THE EXERCISE - Set down every entry word for word. Omit the pictures.

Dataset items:
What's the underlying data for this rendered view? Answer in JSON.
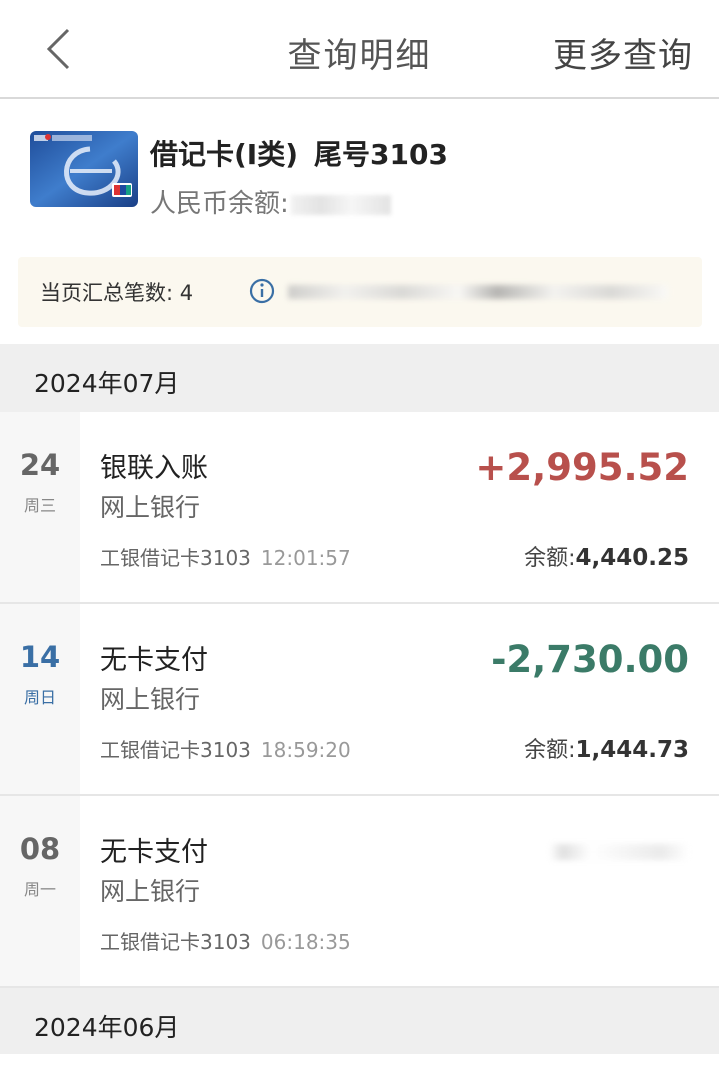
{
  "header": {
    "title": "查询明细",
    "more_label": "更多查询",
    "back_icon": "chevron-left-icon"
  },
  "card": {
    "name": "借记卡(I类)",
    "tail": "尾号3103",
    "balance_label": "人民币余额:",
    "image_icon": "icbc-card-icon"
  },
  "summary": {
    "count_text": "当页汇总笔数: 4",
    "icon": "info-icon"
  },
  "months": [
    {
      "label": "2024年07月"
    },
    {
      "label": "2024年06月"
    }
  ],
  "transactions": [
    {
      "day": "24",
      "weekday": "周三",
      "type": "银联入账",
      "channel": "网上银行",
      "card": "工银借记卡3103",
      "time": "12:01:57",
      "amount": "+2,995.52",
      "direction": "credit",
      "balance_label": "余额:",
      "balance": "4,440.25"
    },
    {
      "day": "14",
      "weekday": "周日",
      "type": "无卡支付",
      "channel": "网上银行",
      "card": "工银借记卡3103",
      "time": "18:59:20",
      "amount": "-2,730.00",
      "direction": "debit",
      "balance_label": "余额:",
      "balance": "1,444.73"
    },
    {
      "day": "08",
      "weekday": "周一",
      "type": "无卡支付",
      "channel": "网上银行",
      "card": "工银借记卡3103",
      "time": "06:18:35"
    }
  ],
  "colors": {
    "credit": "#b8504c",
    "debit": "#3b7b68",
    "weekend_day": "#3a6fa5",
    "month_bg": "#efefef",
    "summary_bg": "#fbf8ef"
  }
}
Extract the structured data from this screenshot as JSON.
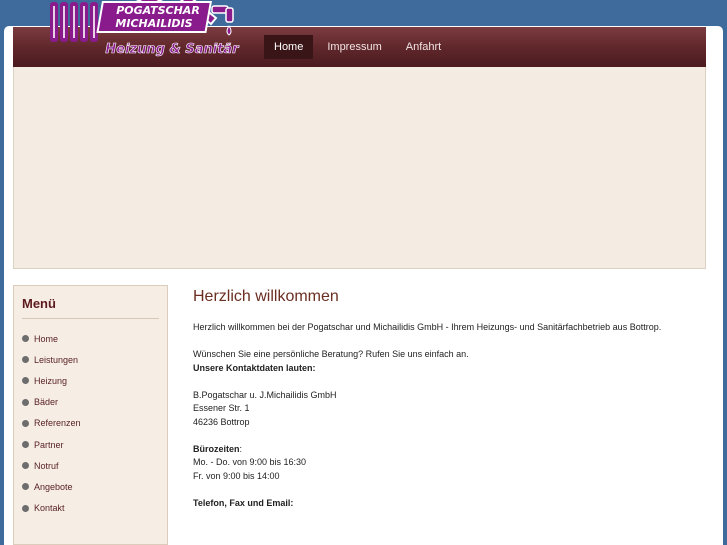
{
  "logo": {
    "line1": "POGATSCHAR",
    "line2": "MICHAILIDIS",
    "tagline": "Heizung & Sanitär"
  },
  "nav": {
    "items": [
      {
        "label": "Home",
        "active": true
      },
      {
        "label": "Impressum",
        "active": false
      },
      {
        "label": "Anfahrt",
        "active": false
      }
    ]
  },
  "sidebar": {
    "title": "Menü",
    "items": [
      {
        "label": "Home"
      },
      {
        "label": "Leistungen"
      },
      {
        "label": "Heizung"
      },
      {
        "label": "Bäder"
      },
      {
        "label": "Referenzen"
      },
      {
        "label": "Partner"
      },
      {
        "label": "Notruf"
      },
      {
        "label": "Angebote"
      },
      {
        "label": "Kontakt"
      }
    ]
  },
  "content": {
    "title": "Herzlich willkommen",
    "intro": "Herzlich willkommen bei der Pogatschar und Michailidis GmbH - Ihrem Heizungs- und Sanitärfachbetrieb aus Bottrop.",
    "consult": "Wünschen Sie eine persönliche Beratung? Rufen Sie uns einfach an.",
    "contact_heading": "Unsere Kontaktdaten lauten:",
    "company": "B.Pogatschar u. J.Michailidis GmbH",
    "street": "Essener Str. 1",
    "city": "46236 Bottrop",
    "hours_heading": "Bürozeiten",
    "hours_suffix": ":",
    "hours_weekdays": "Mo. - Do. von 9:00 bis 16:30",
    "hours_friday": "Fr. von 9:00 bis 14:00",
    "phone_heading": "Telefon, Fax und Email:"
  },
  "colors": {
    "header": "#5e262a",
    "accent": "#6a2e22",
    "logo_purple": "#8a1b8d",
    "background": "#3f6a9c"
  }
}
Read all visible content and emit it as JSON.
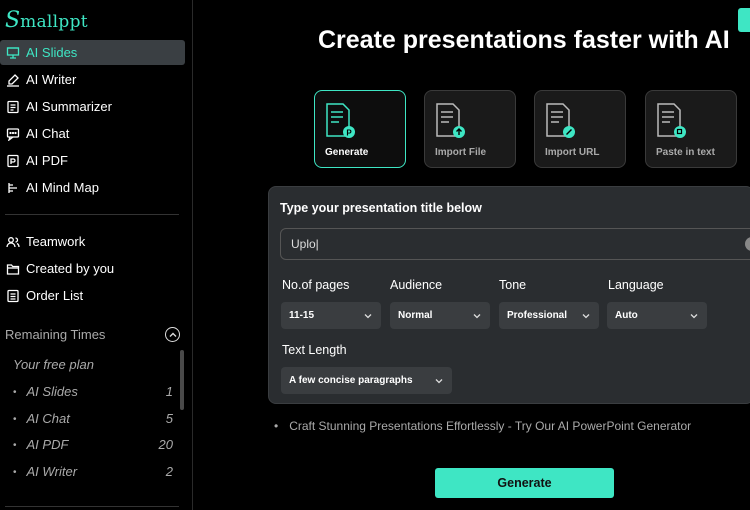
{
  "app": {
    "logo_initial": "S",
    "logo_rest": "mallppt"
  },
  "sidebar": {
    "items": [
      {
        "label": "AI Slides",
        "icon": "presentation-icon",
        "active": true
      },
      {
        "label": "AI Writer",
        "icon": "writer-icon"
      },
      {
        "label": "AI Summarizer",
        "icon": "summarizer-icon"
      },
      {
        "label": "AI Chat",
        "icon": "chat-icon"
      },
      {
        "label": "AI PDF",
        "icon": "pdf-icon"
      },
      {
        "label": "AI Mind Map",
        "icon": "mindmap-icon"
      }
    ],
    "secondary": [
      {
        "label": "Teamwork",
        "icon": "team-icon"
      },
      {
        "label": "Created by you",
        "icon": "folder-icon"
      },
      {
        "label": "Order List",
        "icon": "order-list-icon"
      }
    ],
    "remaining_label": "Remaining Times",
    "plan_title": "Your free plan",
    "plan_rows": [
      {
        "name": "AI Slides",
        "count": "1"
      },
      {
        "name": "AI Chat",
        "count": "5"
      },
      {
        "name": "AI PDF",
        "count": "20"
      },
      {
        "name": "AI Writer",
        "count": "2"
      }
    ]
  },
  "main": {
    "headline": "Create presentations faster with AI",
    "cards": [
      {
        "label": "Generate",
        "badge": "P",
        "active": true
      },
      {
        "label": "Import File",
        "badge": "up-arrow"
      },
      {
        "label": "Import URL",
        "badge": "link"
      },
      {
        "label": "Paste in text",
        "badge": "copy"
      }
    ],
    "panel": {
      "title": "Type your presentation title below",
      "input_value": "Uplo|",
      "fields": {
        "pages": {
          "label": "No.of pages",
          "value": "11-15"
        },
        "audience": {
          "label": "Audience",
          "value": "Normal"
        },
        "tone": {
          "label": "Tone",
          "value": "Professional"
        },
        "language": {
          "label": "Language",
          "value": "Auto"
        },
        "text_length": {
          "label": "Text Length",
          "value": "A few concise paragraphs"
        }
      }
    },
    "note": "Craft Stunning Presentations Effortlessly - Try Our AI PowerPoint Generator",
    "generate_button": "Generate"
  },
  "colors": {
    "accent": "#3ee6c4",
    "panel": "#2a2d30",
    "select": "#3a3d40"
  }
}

WRITTEN RESPONSE -
What's the underlying data for this rendered view? Answer in JSON.
{
  "header": {
    "title": "查询明细",
    "more_label": "更多查询",
    "back_icon": "chevron-left-icon"
  },
  "card": {
    "name": "借记卡(I类)",
    "tail": "尾号3103",
    "balance_label": "人民币余额:",
    "image_icon": "icbc-card-icon"
  },
  "summary": {
    "count_text": "当页汇总笔数: 4",
    "icon": "info-icon"
  },
  "months": [
    {
      "label": "2024年07月"
    },
    {
      "label": "2024年06月"
    }
  ],
  "transactions": [
    {
      "day": "24",
      "weekday": "周三",
      "type": "银联入账",
      "channel": "网上银行",
      "card": "工银借记卡3103",
      "time": "12:01:57",
      "amount": "+2,995.52",
      "direction": "credit",
      "balance_label": "余额:",
      "balance": "4,440.25"
    },
    {
      "day": "14",
      "weekday": "周日",
      "type": "无卡支付",
      "channel": "网上银行",
      "card": "工银借记卡3103",
      "time": "18:59:20",
      "amount": "-2,730.00",
      "direction": "debit",
      "balance_label": "余额:",
      "balance": "1,444.73"
    },
    {
      "day": "08",
      "weekday": "周一",
      "type": "无卡支付",
      "channel": "网上银行",
      "card": "工银借记卡3103",
      "time": "06:18:35"
    }
  ],
  "colors": {
    "credit": "#b8504c",
    "debit": "#3b7b68",
    "weekend_day": "#3a6fa5",
    "month_bg": "#efefef",
    "summary_bg": "#fbf8ef"
  }
}
Extract the structured data from this screenshot as JSON.
{
  "logo": {
    "line1": "POGATSCHAR",
    "line2": "MICHAILIDIS",
    "tagline": "Heizung & Sanitär"
  },
  "nav": {
    "items": [
      {
        "label": "Home",
        "active": true
      },
      {
        "label": "Impressum",
        "active": false
      },
      {
        "label": "Anfahrt",
        "active": false
      }
    ]
  },
  "sidebar": {
    "title": "Menü",
    "items": [
      {
        "label": "Home"
      },
      {
        "label": "Leistungen"
      },
      {
        "label": "Heizung"
      },
      {
        "label": "Bäder"
      },
      {
        "label": "Referenzen"
      },
      {
        "label": "Partner"
      },
      {
        "label": "Notruf"
      },
      {
        "label": "Angebote"
      },
      {
        "label": "Kontakt"
      }
    ]
  },
  "content": {
    "title": "Herzlich willkommen",
    "intro": "Herzlich willkommen bei der Pogatschar und Michailidis GmbH - Ihrem Heizungs- und Sanitärfachbetrieb aus Bottrop.",
    "consult": "Wünschen Sie eine persönliche Beratung? Rufen Sie uns einfach an.",
    "contact_heading": "Unsere Kontaktdaten lauten:",
    "company": "B.Pogatschar u. J.Michailidis GmbH",
    "street": "Essener Str. 1",
    "city": "46236 Bottrop",
    "hours_heading": "Bürozeiten",
    "hours_suffix": ":",
    "hours_weekdays": "Mo. - Do. von 9:00 bis 16:30",
    "hours_friday": "Fr. von 9:00 bis 14:00",
    "phone_heading": "Telefon, Fax und Email:"
  },
  "colors": {
    "header": "#5e262a",
    "accent": "#6a2e22",
    "logo_purple": "#8a1b8d",
    "background": "#3f6a9c"
  }
}
Read all visible content and emit it as JSON.
{
  "app": {
    "logo_initial": "S",
    "logo_rest": "mallppt"
  },
  "sidebar": {
    "items": [
      {
        "label": "AI Slides",
        "icon": "presentation-icon",
        "active": true
      },
      {
        "label": "AI Writer",
        "icon": "writer-icon"
      },
      {
        "label": "AI Summarizer",
        "icon": "summarizer-icon"
      },
      {
        "label": "AI Chat",
        "icon": "chat-icon"
      },
      {
        "label": "AI PDF",
        "icon": "pdf-icon"
      },
      {
        "label": "AI Mind Map",
        "icon": "mindmap-icon"
      }
    ],
    "secondary": [
      {
        "label": "Teamwork",
        "icon": "team-icon"
      },
      {
        "label": "Created by you",
        "icon": "folder-icon"
      },
      {
        "label": "Order List",
        "icon": "order-list-icon"
      }
    ],
    "remaining_label": "Remaining Times",
    "plan_title": "Your free plan",
    "plan_rows": [
      {
        "name": "AI Slides",
        "count": "1"
      },
      {
        "name": "AI Chat",
        "count": "5"
      },
      {
        "name": "AI PDF",
        "count": "20"
      },
      {
        "name": "AI Writer",
        "count": "2"
      }
    ]
  },
  "main": {
    "headline": "Create presentations faster with AI",
    "cards": [
      {
        "label": "Generate",
        "badge": "P",
        "active": true
      },
      {
        "label": "Import File",
        "badge": "up-arrow"
      },
      {
        "label": "Import URL",
        "badge": "link"
      },
      {
        "label": "Paste in text",
        "badge": "copy"
      }
    ],
    "panel": {
      "title": "Type your presentation title below",
      "input_value": "Uplo|",
      "fields": {
        "pages": {
          "label": "No.of pages",
          "value": "11-15"
        },
        "audience": {
          "label": "Audience",
          "value": "Normal"
        },
        "tone": {
          "label": "Tone",
          "value": "Professional"
        },
        "language": {
          "label": "Language",
          "value": "Auto"
        },
        "text_length": {
          "label": "Text Length",
          "value": "A few concise paragraphs"
        }
      }
    },
    "note": "Craft Stunning Presentations Effortlessly - Try Our AI PowerPoint Generator",
    "generate_button": "Generate"
  },
  "colors": {
    "accent": "#3ee6c4",
    "panel": "#2a2d30",
    "select": "#3a3d40"
  }
}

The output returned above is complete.